** Begin Stored data **

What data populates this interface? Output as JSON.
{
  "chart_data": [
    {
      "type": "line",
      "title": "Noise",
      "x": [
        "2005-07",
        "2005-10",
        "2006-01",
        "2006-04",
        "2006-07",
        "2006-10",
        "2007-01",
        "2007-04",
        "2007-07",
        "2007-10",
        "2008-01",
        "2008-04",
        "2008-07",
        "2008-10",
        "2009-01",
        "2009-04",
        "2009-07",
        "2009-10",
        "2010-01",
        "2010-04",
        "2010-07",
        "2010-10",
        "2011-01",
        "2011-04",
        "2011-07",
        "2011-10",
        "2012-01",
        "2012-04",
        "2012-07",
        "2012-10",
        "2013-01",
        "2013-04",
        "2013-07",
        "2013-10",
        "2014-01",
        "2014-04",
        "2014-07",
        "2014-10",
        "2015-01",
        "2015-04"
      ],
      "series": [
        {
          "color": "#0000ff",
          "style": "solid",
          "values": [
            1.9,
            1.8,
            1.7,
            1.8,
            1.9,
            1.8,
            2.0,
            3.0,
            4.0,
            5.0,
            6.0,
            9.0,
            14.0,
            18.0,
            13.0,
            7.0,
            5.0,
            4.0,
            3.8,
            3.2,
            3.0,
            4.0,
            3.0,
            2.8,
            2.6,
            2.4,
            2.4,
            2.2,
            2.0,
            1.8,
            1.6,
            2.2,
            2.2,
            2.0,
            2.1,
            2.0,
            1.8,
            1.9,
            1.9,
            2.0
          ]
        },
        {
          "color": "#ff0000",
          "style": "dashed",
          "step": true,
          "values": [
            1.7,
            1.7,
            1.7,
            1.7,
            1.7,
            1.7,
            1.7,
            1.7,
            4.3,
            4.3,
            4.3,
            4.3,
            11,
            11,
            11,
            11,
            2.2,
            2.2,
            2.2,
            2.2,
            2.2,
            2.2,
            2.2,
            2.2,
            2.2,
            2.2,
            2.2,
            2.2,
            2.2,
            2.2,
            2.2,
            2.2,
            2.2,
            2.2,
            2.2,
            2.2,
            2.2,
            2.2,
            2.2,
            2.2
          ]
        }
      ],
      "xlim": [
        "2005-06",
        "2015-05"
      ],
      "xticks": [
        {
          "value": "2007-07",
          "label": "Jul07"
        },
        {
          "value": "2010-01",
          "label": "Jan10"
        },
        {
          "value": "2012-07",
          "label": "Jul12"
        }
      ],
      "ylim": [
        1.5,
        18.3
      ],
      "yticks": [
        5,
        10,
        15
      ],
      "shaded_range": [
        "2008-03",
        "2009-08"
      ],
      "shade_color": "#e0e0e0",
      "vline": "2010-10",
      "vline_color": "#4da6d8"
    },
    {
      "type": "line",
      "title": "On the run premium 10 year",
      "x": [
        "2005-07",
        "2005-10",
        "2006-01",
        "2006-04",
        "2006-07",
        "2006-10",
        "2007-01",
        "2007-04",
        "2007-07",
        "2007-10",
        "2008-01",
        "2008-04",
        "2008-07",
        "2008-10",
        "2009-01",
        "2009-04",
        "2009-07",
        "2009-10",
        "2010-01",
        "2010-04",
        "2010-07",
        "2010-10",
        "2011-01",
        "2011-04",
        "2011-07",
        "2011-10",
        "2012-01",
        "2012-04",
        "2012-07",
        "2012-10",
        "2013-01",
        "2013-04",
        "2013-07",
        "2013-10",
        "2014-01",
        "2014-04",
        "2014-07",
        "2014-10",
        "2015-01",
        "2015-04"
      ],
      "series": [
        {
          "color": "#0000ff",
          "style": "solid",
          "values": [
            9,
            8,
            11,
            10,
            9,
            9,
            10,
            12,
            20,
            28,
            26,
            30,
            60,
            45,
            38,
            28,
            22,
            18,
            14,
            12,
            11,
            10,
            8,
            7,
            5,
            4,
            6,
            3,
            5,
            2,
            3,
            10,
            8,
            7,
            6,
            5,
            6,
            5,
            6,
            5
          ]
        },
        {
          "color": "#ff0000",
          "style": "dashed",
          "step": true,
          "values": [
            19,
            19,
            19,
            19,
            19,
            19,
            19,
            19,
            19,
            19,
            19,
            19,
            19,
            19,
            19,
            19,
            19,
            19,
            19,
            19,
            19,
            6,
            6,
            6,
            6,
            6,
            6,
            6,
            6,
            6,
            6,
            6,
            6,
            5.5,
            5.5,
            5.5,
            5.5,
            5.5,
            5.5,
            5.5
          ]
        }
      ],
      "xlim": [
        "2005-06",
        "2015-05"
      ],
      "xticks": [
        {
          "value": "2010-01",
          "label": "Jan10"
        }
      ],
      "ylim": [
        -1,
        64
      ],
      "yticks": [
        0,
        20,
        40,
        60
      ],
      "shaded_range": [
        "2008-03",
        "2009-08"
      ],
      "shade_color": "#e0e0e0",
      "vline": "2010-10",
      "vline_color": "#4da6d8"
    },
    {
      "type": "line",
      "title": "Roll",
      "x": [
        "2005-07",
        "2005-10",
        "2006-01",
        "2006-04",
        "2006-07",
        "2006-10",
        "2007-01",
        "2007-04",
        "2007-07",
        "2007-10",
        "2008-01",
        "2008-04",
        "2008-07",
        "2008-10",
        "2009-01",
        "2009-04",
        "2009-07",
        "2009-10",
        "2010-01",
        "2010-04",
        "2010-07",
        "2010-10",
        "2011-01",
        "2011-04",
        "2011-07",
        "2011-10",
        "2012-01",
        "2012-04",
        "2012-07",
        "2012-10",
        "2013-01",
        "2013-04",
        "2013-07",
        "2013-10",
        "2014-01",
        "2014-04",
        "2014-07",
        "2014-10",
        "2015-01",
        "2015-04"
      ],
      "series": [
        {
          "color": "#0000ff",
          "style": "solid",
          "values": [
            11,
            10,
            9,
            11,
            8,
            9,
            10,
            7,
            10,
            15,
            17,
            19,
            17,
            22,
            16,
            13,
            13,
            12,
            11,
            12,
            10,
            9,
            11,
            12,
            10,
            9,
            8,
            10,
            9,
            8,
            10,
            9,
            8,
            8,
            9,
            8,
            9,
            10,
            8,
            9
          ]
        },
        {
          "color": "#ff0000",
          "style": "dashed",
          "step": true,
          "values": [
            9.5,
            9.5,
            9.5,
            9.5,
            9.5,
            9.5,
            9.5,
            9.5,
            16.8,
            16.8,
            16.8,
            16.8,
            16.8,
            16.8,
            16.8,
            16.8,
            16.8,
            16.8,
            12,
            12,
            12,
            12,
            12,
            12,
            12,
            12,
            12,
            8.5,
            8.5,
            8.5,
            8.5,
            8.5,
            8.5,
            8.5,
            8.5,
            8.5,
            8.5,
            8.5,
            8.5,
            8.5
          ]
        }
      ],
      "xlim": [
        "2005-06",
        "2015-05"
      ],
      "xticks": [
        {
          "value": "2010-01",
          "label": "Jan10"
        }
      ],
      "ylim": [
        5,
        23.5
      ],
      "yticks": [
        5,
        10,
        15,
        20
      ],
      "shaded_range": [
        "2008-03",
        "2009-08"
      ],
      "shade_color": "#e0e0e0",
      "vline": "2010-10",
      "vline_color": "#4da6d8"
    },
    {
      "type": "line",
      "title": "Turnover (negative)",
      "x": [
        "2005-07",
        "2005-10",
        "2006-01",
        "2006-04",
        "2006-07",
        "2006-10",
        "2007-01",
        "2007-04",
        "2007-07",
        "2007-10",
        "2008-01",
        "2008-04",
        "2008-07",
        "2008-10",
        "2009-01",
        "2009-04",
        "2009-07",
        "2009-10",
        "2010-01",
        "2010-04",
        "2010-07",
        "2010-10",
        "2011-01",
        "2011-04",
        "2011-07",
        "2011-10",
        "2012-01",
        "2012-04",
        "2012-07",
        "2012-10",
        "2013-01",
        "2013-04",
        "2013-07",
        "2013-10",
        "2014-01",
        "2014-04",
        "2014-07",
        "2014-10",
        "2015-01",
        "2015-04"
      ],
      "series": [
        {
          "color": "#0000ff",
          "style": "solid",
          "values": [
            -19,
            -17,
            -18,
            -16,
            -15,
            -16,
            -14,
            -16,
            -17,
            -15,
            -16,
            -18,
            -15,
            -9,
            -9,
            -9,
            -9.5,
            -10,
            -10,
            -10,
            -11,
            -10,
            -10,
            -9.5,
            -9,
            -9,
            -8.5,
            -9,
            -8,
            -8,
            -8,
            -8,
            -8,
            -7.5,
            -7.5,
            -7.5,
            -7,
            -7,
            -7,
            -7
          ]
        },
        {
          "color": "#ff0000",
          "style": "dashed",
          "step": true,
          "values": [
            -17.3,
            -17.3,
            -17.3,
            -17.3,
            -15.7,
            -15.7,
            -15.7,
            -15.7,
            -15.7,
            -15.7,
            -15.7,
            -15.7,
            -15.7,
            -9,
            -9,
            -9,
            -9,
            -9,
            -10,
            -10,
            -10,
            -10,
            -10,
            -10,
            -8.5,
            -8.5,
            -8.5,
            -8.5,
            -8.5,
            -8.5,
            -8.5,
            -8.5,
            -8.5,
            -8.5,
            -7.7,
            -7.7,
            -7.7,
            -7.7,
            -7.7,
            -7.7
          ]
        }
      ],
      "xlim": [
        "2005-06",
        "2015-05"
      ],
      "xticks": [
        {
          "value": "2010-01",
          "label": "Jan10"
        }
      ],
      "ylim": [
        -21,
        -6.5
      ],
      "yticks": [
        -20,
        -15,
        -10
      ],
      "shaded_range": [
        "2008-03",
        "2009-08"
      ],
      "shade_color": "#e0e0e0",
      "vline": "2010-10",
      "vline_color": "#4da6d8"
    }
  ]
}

** End Stored data **

Task prompt:
Copy all lines from the entries that contain the word "title".

Written response:
      "title": "Noise",
      "title": "On the run premium 10 year",
      "title": "Roll",
      "title": "Turnover (negative)",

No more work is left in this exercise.